Record set:
******

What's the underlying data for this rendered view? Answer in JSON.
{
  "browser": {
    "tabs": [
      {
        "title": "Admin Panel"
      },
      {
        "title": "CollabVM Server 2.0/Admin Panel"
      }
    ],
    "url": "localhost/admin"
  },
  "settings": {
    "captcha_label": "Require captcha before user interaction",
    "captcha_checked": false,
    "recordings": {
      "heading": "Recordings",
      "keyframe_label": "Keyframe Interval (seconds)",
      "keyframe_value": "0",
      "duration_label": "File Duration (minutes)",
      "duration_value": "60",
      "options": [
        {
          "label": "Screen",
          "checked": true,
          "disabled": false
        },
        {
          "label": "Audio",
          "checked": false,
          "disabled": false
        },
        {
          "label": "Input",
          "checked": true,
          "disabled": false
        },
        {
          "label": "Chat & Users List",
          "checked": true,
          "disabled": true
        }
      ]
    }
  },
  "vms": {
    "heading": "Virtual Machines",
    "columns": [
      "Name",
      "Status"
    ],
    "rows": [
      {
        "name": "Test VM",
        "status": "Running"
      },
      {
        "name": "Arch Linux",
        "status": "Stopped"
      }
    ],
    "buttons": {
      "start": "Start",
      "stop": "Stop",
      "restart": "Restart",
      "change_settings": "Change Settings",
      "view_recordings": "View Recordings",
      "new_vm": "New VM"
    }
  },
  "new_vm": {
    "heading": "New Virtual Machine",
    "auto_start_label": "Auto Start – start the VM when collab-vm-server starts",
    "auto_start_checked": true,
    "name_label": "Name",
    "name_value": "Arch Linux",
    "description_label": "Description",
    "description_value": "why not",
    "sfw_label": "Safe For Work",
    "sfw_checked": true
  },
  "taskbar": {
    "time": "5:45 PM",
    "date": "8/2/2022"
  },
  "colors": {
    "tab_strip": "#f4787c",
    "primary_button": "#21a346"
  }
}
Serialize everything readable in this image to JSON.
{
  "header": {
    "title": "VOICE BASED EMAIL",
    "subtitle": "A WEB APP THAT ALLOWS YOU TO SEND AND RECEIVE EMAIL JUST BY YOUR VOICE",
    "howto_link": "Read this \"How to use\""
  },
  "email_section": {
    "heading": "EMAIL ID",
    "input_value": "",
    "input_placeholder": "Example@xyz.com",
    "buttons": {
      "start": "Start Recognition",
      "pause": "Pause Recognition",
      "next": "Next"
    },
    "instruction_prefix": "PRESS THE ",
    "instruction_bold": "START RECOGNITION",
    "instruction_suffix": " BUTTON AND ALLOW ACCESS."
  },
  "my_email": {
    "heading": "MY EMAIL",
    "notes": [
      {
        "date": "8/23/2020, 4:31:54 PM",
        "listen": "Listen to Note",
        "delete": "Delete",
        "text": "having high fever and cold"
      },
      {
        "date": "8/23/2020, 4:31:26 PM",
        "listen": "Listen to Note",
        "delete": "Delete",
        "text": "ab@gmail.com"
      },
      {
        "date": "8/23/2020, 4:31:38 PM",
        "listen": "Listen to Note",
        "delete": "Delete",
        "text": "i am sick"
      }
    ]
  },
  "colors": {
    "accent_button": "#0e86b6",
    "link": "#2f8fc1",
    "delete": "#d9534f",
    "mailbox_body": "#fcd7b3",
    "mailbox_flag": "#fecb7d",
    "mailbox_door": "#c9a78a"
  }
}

******

Exercise task: Reproduce the material above, every line of it, exactly.

Output of the exercise:
What's the underlying data for this rendered view? Answer in JSON.
{
  "browser": {
    "tabs": [
      {
        "title": "Admin Panel"
      },
      {
        "title": "CollabVM Server 2.0/Admin Panel"
      }
    ],
    "url": "localhost/admin"
  },
  "settings": {
    "captcha_label": "Require captcha before user interaction",
    "captcha_checked": false,
    "recordings": {
      "heading": "Recordings",
      "keyframe_label": "Keyframe Interval (seconds)",
      "keyframe_value": "0",
      "duration_label": "File Duration (minutes)",
      "duration_value": "60",
      "options": [
        {
          "label": "Screen",
          "checked": true,
          "disabled": false
        },
        {
          "label": "Audio",
          "checked": false,
          "disabled": false
        },
        {
          "label": "Input",
          "checked": true,
          "disabled": false
        },
        {
          "label": "Chat & Users List",
          "checked": true,
          "disabled": true
        }
      ]
    }
  },
  "vms": {
    "heading": "Virtual Machines",
    "columns": [
      "Name",
      "Status"
    ],
    "rows": [
      {
        "name": "Test VM",
        "status": "Running"
      },
      {
        "name": "Arch Linux",
        "status": "Stopped"
      }
    ],
    "buttons": {
      "start": "Start",
      "stop": "Stop",
      "restart": "Restart",
      "change_settings": "Change Settings",
      "view_recordings": "View Recordings",
      "new_vm": "New VM"
    }
  },
  "new_vm": {
    "heading": "New Virtual Machine",
    "auto_start_label": "Auto Start – start the VM when collab-vm-server starts",
    "auto_start_checked": true,
    "name_label": "Name",
    "name_value": "Arch Linux",
    "description_label": "Description",
    "description_value": "why not",
    "sfw_label": "Safe For Work",
    "sfw_checked": true
  },
  "taskbar": {
    "time": "5:45 PM",
    "date": "8/2/2022"
  },
  "colors": {
    "tab_strip": "#f4787c",
    "primary_button": "#21a346"
  }
}
Serialize everything readable in this image to JSON.
{
  "header": {
    "title": "VOICE BASED EMAIL",
    "subtitle": "A WEB APP THAT ALLOWS YOU TO SEND AND RECEIVE EMAIL JUST BY YOUR VOICE",
    "howto_link": "Read this \"How to use\""
  },
  "email_section": {
    "heading": "EMAIL ID",
    "input_value": "",
    "input_placeholder": "Example@xyz.com",
    "buttons": {
      "start": "Start Recognition",
      "pause": "Pause Recognition",
      "next": "Next"
    },
    "instruction_prefix": "PRESS THE ",
    "instruction_bold": "START RECOGNITION",
    "instruction_suffix": " BUTTON AND ALLOW ACCESS."
  },
  "my_email": {
    "heading": "MY EMAIL",
    "notes": [
      {
        "date": "8/23/2020, 4:31:54 PM",
        "listen": "Listen to Note",
        "delete": "Delete",
        "text": "having high fever and cold"
      },
      {
        "date": "8/23/2020, 4:31:26 PM",
        "listen": "Listen to Note",
        "delete": "Delete",
        "text": "ab@gmail.com"
      },
      {
        "date": "8/23/2020, 4:31:38 PM",
        "listen": "Listen to Note",
        "delete": "Delete",
        "text": "i am sick"
      }
    ]
  },
  "colors": {
    "accent_button": "#0e86b6",
    "link": "#2f8fc1",
    "delete": "#d9534f",
    "mailbox_body": "#fcd7b3",
    "mailbox_flag": "#fecb7d",
    "mailbox_door": "#c9a78a"
  }
}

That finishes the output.